WRITTEN PROBLEM — Sort through the data and copy the lines holding the word "Pointe".

[Raw records]
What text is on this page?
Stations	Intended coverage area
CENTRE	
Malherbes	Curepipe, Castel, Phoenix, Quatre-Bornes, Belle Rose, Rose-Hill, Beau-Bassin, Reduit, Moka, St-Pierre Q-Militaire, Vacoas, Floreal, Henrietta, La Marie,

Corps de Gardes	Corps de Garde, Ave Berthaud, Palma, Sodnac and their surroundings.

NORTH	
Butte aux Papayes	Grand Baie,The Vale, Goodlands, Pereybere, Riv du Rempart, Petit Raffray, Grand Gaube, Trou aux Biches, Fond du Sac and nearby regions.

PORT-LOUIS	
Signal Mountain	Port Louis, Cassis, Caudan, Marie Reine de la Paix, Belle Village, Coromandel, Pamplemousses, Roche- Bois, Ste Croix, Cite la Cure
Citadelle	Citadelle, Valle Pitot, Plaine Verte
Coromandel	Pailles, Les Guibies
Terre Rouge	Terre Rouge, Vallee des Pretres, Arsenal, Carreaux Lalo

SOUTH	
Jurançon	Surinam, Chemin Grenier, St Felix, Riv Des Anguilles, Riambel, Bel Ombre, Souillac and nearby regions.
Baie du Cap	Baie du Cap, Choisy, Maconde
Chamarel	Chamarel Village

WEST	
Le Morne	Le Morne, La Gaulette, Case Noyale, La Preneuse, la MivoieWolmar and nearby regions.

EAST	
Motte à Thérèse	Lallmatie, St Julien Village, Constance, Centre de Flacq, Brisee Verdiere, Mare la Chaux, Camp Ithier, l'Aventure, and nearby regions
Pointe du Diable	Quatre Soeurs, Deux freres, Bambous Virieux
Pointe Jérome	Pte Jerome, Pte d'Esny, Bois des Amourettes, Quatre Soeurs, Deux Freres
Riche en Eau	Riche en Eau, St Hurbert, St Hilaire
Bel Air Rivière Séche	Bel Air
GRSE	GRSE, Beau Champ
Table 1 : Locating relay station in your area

==

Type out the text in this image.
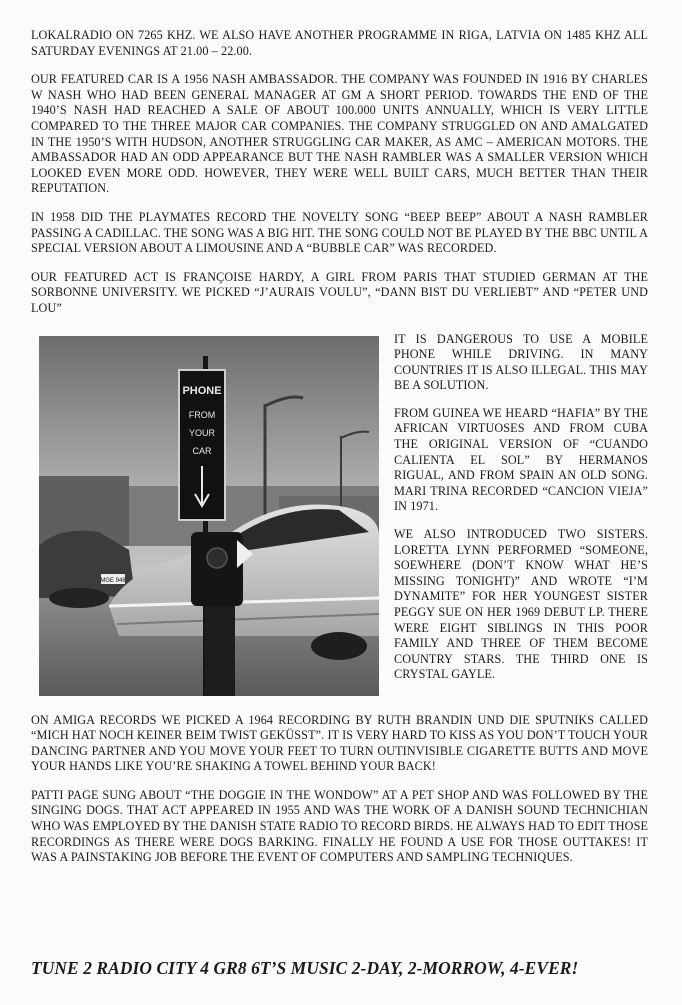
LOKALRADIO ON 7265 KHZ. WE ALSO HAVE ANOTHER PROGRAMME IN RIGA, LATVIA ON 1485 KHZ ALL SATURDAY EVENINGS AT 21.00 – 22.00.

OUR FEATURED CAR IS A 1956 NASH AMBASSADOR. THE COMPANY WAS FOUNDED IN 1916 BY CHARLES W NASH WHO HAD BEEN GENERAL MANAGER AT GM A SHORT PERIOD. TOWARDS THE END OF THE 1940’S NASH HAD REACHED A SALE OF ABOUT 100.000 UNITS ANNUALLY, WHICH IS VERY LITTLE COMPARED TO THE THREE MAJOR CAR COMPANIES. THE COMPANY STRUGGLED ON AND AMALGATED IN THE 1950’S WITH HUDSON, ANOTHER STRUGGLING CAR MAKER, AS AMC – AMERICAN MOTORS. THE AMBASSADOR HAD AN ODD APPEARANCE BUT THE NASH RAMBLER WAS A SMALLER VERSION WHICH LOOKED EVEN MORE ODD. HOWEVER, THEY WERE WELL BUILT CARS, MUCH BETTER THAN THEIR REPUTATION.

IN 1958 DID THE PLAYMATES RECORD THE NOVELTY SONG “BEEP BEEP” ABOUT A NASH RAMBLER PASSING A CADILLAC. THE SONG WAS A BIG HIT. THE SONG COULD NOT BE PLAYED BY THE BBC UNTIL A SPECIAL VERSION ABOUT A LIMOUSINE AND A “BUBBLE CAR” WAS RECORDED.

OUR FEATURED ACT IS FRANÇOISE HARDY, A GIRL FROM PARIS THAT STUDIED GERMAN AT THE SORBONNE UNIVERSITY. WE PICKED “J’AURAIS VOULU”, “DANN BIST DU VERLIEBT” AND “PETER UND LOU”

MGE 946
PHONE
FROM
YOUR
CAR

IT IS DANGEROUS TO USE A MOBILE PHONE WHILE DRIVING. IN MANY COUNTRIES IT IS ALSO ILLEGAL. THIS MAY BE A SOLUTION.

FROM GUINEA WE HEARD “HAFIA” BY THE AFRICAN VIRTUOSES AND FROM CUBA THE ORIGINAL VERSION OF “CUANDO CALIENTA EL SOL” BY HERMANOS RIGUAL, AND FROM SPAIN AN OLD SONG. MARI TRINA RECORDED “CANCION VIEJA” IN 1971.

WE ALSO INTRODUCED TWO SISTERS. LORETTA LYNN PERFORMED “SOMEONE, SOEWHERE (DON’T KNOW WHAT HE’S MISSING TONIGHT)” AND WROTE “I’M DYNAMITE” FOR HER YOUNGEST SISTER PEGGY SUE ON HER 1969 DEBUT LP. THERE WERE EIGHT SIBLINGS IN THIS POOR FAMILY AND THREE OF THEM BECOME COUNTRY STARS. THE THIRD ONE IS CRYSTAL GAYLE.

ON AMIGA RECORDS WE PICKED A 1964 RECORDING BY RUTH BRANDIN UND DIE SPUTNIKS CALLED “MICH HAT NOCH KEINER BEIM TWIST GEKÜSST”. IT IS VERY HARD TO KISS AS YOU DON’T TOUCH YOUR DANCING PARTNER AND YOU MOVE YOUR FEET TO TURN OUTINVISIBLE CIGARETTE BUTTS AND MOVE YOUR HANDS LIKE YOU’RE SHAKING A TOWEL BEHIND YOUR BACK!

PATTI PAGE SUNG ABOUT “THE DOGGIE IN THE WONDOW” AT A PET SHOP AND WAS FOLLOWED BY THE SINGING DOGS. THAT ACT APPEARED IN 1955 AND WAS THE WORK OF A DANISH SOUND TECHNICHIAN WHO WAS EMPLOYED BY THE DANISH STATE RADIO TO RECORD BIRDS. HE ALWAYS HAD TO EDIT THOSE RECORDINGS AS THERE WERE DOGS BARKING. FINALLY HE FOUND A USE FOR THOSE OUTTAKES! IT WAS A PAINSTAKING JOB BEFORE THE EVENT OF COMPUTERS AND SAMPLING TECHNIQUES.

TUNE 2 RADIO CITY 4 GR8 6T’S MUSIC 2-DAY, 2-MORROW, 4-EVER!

SOLUTION FOR THIS TASK —
Pointe du Diable	Quatre Soeurs, Deux freres, Bambous Virieux
Pointe Jérome	Pte Jerome, Pte d'Esny, Bois des Amourettes, Quatre Soeurs, Deux Freres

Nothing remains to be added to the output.